> [What is required]:
Gather the lines from the material that contain "SDTVAR".

> [Rows from a dataset]:
※

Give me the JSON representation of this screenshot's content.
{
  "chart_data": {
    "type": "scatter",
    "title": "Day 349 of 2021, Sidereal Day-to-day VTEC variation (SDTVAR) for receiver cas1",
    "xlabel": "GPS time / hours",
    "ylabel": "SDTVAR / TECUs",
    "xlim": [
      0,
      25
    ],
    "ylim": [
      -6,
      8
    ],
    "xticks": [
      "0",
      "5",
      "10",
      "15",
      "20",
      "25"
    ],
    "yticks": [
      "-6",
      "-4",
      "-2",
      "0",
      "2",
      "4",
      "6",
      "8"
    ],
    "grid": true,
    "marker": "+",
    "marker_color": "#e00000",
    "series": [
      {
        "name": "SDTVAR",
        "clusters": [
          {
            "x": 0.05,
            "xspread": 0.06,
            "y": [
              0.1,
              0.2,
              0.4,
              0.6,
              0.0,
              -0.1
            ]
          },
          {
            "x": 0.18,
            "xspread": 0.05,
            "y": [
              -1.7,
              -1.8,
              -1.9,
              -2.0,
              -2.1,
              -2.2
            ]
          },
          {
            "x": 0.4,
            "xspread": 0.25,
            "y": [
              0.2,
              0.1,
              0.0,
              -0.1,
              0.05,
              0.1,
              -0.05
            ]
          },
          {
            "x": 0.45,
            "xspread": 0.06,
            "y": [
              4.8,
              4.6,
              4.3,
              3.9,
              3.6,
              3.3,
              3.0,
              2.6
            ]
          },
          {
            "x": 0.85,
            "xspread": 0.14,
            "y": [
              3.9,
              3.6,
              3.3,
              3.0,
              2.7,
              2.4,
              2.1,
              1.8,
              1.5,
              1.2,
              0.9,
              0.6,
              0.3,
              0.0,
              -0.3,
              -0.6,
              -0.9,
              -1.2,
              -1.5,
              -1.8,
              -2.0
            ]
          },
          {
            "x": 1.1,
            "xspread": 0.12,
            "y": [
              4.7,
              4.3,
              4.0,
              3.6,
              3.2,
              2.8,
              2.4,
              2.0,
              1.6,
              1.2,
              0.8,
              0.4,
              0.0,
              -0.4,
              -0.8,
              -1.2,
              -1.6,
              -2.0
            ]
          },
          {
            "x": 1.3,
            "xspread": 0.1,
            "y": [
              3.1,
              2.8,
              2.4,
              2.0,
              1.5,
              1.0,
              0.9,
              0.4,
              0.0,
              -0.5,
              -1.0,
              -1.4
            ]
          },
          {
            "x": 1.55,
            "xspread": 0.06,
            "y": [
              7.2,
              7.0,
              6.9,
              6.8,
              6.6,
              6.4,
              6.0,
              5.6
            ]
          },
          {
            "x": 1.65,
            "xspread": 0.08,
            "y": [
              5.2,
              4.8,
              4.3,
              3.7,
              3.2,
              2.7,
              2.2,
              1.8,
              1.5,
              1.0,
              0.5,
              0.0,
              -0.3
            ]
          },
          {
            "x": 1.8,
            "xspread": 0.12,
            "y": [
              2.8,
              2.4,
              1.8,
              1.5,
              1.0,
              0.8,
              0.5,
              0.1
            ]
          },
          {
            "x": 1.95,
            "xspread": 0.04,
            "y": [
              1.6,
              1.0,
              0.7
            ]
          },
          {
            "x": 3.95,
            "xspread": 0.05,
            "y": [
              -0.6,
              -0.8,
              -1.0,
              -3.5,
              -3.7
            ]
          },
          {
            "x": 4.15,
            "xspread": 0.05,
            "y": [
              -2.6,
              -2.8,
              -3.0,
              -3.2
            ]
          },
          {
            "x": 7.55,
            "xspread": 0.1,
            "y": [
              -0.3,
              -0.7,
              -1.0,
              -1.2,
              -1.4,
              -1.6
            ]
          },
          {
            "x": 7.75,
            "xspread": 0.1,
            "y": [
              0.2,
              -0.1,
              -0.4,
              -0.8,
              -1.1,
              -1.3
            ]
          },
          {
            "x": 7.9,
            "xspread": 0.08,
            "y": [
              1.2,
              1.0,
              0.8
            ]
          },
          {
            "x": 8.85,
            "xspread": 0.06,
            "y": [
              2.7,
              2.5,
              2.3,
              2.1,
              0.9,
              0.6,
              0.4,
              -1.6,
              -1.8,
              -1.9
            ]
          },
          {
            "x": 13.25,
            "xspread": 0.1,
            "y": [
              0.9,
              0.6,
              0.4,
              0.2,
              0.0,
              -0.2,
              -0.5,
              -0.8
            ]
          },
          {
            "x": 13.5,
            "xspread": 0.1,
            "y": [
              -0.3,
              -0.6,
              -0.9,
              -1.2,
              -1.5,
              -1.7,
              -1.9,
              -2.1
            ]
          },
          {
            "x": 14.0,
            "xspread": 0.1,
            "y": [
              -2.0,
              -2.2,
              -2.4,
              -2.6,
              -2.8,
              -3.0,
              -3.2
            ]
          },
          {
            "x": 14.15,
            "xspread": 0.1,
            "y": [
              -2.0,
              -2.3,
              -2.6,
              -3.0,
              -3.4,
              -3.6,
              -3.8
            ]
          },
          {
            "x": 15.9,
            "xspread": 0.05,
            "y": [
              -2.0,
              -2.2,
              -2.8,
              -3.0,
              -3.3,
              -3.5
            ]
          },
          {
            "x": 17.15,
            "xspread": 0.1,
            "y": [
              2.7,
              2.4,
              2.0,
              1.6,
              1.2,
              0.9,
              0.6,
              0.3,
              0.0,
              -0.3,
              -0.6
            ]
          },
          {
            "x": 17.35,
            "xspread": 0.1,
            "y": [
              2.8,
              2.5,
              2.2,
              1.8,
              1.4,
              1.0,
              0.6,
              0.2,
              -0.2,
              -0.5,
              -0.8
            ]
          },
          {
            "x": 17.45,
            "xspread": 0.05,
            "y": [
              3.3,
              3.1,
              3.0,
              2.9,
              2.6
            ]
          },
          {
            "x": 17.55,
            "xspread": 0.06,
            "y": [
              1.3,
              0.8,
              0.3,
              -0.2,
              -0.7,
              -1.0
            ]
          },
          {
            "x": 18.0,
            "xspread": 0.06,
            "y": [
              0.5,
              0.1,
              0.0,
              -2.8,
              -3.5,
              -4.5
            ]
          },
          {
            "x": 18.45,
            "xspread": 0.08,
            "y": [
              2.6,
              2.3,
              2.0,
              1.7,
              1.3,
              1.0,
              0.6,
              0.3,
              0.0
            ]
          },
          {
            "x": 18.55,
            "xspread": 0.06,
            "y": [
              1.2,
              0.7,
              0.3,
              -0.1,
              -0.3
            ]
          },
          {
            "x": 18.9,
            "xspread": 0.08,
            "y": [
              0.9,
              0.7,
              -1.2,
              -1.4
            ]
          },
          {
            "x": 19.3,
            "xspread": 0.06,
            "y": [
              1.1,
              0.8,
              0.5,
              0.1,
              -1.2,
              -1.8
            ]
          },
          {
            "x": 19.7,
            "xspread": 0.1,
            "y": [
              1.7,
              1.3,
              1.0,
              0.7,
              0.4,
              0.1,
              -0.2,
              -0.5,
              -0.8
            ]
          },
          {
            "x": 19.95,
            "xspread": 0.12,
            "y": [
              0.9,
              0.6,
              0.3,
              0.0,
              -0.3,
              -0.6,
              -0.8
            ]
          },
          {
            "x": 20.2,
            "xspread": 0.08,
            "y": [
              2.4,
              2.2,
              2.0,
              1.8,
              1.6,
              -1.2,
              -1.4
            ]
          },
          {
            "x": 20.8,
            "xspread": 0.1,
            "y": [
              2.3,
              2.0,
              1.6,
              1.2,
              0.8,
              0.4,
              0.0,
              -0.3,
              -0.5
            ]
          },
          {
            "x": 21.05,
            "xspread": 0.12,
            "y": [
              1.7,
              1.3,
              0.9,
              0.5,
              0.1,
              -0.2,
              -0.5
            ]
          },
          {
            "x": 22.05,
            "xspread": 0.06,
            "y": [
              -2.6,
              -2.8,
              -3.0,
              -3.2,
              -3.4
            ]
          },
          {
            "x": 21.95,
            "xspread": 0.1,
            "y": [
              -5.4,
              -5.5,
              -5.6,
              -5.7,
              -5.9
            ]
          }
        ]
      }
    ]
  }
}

※

> [The output]:
    "title": "Day 349 of 2021, Sidereal Day-to-day VTEC variation (SDTVAR) for receiver cas1",
    "ylabel": "SDTVAR / TECUs",
        "name": "SDTVAR",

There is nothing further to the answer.